▸ TEXT EXTRACT:
Mr Rowe could follow Mark around....now that would be something!

Some of us need SPA (snow plowers anonymous)( during summer only cause I'm busy thinking about snow all winter long and don't have spare time).


----------



## HadiCoop (Aug 1, 2016)

We don’t expect to make a killing in the winter...basically just pay the bills and enjoy the downtime, do some snowmobiling, fix equipment, get organized and ready for the spring rush and the craziness of the year to come etc. 

We do not have a $40k or even an $80k truck, with a $10k plow hanging off it, and only $20k worth of work for the season. Lots of guys around here like that. Not sure why they take on so much risk for such little reward. 

We have 2 trucks, a half ton POS plow truck that just won’t die (knock on wood) and is probably only worth $5k including the plow lol. The other truck is new 3/4 ton that will never ever have a plow attached to it. We only service small residential so it works fine for us. 

I used to really enjoy the snow removal gig when I first started. Now I look at it as a PITA. Some days are good, some are bad. Just part of business I guess.


----------



## Mr.Markus (Jan 7, 2010)

Here its not unreasonable to clear $100k a season with a truck and a back up truck.
Extrapolating your costs on the equipment over several seasons when you take care of it helps to see the numbers correctly.
I get 12 years from a new truck and plow before i buy another new one. It is not funny to watch the betwcost discrepancyeen those years though...
Ie. The first truck i bought as a gasser chasis was $35k, 12 years later the next chasis was diesel, $48k. This fall im looking at $85k for a new one.Competition has flatlined prices but im still happy with what i make regardless of salt increases, insurance woes etc. 
My work moods differ. I still have more days i enjoy than days i dont...


----------



## HadiCoop (Aug 1, 2016)

Mr.Markus said:


> Here its not unreasonable to clear $100k a season with a truck and a back up truck.
> Extrapolating your costs on the equipment over several seasons when you take care of it helps to see the numbers correctly.
> I get 12 years from a new truck and plow before i buy another new one. It is not funny to watch the betwcost discrepancyeen those years though...
> Ie. The first truck i bought as a gasser chasis was $35k, 12 years later the next chasis was diesel, $48k. This fall im looking at $85k for a new one.Competition has flatlined prices but im still happy with what i make regardless of salt increases, insurance woes etc.
> My work moods differ. I still have more days i enjoy than days i dont...


Competition is brutal around here.


----------



## Chineau (Aug 24, 2010)

I'm 10 years at this when my plan works I love it but when it doesn't as they say like trying to ride a bicycle thru hell with your head on fire and satan himself pissing gasoline on your head.
when it works right fishing in my ice shack I think 20 days last winter, when it doesn't plow 24 hour sleep go again.
where I am at it can be a six month season you can make some good coin but you have to work for it.
Cat and Bobcat, got rid of truck plow.


----------

▸ DATA SUPPLIED:
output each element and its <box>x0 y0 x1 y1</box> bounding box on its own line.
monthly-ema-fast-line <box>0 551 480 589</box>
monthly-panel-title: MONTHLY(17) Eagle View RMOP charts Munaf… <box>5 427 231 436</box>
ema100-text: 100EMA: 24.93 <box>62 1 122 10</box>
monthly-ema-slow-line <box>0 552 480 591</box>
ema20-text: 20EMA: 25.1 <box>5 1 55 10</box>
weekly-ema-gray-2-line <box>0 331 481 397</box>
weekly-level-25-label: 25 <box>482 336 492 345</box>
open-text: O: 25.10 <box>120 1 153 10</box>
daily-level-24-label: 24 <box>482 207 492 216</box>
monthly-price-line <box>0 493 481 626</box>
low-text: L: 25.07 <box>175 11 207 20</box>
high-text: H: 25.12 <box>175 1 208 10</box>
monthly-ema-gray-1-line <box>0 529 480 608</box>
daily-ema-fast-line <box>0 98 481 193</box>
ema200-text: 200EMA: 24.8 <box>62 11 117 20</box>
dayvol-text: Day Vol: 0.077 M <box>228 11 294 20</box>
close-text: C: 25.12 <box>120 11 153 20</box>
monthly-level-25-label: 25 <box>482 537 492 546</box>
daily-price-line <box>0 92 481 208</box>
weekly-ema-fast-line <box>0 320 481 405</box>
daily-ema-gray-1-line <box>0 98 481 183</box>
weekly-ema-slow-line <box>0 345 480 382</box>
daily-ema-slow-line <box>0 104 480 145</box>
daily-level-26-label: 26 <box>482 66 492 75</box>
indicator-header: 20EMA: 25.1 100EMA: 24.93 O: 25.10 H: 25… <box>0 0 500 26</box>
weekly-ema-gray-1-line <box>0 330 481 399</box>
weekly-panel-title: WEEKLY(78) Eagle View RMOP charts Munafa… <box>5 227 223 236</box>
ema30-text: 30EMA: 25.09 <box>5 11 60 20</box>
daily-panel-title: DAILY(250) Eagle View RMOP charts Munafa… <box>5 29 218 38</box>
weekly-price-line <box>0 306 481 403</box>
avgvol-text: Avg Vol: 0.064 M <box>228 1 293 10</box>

▸ STATED EXERCISE A: Reproduce verbatim the stretch of the snow plowing thread from "We do not have" through "(Jan 7, 2010)".
▸ STATED EXERCISE B: State whether each statement below agrees with the snow plowing thread. Answer yes or no for each and quote the deciding words exactly. (i) HadiCoop's new 3/4 ton truck will have a plow attached to it. (ii) Mr.Markus gets 12 years from a new truck and plow before buying another new one. (iii) Chineau got rid of a truck plow.

▸ WRITTEN RESPONSE A:
We do not have a $40k or even an $80k truck, with a $10k plow hanging off it, and only $20k worth of work for the season. Lots of guys around here like that. Not sure why they take on so much risk for such little reward. 

We have 2 trucks, a half ton POS plow truck that just won’t die (knock on wood) and is probably only worth $5k including the plow lol. The other truck is new 3/4 ton that will never ever have a plow attached to it. We only service small residential so it works fine for us. 

I used to really enjoy the snow removal gig when I first started. Now I look at it as a PITA. Some days are good, some are bad. Just part of business I guess.


----------



## Mr.Markus (Jan 7, 2010)

▸ WRITTEN RESPONSE B:
(i) No: "The other truck is new 3/4 ton that will never ever have a plow attached to it."
(ii) Yes: "I get 12 years from a new truck and plow before i buy another new one."
(iii) Yes: "Cat and Bobcat, got rid of truck plow."